_What is required_. Count every line that has the word "into" in it; give no more than the number.

Figure record listings:

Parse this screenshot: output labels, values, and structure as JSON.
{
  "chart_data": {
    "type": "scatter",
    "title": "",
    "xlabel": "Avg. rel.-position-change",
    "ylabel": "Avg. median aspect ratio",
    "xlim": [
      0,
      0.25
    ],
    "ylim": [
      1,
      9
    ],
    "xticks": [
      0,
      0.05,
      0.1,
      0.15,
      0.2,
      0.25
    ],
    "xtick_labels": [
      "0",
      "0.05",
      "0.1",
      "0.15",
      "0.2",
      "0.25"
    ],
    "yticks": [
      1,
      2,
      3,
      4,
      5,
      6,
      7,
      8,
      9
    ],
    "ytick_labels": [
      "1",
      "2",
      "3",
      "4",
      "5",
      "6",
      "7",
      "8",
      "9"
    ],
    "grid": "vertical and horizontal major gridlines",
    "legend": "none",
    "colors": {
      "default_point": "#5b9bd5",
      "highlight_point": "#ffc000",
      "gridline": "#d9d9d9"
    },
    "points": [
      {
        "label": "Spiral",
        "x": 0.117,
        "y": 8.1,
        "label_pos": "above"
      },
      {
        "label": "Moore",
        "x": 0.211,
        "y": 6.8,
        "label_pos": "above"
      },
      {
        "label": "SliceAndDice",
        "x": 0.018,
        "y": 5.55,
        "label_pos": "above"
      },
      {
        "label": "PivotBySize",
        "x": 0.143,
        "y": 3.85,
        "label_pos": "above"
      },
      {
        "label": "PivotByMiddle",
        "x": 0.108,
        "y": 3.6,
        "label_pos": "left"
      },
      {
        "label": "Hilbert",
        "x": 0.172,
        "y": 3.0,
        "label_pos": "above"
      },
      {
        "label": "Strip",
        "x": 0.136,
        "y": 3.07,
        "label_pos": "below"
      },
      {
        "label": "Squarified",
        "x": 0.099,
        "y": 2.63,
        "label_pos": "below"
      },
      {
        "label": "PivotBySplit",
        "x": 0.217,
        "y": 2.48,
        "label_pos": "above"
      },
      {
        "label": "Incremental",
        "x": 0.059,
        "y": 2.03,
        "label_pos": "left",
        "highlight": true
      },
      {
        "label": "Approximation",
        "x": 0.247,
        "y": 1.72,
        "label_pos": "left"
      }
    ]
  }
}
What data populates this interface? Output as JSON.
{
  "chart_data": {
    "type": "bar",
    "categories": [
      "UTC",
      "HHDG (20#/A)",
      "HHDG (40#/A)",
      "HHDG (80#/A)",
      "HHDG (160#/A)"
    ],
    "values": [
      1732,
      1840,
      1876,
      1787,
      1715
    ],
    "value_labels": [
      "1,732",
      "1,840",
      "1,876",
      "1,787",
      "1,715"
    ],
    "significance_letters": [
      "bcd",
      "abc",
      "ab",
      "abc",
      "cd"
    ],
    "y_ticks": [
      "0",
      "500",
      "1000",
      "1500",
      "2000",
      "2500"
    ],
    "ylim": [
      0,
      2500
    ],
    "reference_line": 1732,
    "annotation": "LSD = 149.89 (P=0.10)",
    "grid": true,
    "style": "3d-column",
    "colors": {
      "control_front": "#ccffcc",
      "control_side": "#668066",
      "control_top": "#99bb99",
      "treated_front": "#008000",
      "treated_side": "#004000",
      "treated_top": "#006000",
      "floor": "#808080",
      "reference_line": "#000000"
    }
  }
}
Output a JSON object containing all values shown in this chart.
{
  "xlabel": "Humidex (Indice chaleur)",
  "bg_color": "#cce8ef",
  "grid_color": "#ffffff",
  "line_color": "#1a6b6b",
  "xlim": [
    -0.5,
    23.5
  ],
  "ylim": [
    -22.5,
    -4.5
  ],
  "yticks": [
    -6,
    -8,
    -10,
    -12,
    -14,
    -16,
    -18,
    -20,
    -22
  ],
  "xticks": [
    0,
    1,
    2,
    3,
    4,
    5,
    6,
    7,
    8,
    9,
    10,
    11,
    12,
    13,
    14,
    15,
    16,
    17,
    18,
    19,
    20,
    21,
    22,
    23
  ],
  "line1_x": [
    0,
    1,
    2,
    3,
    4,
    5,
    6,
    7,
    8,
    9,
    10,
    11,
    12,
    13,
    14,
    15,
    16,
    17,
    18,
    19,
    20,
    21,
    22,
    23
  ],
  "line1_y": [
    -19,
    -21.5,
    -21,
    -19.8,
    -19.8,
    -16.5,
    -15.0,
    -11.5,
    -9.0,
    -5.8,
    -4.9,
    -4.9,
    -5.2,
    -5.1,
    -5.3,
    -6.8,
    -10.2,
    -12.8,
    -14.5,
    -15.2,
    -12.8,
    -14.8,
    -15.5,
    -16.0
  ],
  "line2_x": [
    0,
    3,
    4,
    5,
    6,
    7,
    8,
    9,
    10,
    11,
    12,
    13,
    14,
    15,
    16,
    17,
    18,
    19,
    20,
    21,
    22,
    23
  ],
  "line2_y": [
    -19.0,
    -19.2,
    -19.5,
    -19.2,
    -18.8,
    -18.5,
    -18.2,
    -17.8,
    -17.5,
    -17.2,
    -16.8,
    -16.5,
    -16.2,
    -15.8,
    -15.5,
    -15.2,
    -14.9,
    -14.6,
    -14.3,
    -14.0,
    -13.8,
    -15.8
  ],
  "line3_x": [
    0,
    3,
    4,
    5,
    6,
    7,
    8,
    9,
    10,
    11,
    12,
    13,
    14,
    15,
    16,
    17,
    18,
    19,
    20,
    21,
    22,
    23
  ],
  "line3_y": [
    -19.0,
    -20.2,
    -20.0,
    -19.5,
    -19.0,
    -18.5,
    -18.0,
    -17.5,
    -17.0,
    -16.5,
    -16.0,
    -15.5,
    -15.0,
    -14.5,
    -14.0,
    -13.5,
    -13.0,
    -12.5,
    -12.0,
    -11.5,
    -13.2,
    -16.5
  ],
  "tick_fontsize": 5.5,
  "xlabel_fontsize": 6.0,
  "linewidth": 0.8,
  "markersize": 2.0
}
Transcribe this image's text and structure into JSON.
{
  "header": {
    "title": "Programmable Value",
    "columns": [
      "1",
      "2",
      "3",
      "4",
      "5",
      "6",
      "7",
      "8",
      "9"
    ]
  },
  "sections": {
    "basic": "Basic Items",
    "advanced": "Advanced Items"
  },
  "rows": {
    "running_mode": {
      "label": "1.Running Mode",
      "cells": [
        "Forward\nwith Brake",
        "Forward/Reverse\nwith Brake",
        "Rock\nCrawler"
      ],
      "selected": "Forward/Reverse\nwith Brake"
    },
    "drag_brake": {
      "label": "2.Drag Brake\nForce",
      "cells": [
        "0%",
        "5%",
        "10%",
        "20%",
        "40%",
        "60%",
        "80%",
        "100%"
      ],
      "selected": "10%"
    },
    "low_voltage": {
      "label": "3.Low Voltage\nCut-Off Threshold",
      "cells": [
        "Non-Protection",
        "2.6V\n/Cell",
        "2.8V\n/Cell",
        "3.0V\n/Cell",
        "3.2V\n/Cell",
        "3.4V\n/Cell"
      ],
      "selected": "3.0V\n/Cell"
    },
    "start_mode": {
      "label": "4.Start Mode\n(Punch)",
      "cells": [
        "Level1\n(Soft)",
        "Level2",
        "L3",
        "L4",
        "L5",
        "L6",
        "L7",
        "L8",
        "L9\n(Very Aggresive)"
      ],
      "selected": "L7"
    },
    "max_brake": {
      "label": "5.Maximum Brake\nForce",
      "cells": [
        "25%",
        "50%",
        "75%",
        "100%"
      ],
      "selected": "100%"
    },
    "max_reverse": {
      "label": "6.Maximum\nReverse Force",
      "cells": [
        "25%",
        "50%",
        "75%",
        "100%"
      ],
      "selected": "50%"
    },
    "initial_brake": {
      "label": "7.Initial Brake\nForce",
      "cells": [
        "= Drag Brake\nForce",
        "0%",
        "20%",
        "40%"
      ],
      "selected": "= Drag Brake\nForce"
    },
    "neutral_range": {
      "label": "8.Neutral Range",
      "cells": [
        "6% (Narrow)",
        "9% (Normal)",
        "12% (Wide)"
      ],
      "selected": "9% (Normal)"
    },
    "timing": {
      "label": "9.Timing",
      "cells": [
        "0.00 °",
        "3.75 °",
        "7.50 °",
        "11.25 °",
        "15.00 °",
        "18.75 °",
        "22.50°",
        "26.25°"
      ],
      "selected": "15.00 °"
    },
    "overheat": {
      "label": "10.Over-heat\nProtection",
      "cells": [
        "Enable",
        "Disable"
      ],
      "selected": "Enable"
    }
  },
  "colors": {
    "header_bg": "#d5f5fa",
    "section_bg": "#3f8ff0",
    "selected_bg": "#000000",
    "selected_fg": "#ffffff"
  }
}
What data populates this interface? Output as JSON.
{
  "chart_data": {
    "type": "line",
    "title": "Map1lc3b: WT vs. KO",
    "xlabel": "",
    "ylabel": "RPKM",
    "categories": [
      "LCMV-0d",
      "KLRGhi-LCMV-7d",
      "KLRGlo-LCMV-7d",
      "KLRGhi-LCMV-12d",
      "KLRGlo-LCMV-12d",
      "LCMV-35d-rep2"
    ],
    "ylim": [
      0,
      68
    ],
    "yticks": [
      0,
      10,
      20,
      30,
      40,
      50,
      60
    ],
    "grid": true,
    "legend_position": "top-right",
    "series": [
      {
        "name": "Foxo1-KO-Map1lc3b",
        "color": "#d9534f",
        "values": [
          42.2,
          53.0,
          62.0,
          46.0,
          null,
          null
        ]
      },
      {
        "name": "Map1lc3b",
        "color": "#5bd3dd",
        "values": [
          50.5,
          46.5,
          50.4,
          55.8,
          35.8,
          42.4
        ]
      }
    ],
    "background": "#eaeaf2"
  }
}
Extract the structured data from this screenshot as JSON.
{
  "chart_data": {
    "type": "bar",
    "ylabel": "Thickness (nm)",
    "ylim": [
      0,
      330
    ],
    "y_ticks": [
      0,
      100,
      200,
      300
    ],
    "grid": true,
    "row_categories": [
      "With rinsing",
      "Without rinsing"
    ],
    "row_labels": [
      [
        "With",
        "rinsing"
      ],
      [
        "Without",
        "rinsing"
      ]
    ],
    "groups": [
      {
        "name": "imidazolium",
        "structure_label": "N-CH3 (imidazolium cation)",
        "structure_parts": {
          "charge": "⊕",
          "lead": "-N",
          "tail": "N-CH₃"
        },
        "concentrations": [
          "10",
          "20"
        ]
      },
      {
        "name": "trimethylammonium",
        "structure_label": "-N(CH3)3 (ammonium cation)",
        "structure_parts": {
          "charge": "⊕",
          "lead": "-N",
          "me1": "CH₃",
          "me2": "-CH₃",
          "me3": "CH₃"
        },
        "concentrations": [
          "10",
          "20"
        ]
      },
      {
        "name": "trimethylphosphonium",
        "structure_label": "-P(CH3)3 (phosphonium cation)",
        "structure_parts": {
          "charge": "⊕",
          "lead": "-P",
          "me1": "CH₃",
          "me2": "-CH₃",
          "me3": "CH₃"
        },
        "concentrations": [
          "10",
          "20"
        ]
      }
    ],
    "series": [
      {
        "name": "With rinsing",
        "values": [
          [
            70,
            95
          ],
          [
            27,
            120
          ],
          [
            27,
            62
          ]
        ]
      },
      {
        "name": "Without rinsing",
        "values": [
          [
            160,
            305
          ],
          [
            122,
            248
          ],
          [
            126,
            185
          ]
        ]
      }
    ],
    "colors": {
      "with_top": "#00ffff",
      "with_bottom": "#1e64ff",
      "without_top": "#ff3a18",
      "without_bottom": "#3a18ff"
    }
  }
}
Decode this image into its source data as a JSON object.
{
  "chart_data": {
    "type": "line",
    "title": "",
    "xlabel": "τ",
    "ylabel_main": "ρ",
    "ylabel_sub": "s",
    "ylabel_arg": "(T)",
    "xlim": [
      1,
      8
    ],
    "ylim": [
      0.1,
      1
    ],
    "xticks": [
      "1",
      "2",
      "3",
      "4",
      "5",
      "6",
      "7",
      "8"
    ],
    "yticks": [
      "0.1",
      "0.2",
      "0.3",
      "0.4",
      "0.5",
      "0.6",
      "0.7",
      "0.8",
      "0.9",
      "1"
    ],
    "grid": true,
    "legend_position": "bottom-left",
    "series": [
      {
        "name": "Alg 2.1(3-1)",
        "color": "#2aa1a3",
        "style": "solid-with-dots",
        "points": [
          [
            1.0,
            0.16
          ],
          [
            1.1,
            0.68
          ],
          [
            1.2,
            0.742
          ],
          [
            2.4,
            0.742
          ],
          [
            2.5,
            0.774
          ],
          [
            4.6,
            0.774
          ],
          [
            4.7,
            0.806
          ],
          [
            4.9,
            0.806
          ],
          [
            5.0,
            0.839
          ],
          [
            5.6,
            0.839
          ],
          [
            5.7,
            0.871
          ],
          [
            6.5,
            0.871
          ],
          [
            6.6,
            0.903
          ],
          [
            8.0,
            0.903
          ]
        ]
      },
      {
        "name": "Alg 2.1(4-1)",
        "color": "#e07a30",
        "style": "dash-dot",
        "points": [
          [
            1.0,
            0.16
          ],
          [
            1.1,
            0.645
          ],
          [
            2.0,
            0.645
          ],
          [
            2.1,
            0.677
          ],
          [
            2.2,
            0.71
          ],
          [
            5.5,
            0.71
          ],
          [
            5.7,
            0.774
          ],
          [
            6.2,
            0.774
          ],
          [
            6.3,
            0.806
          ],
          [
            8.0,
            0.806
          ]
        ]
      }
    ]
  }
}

_Task answer_. 2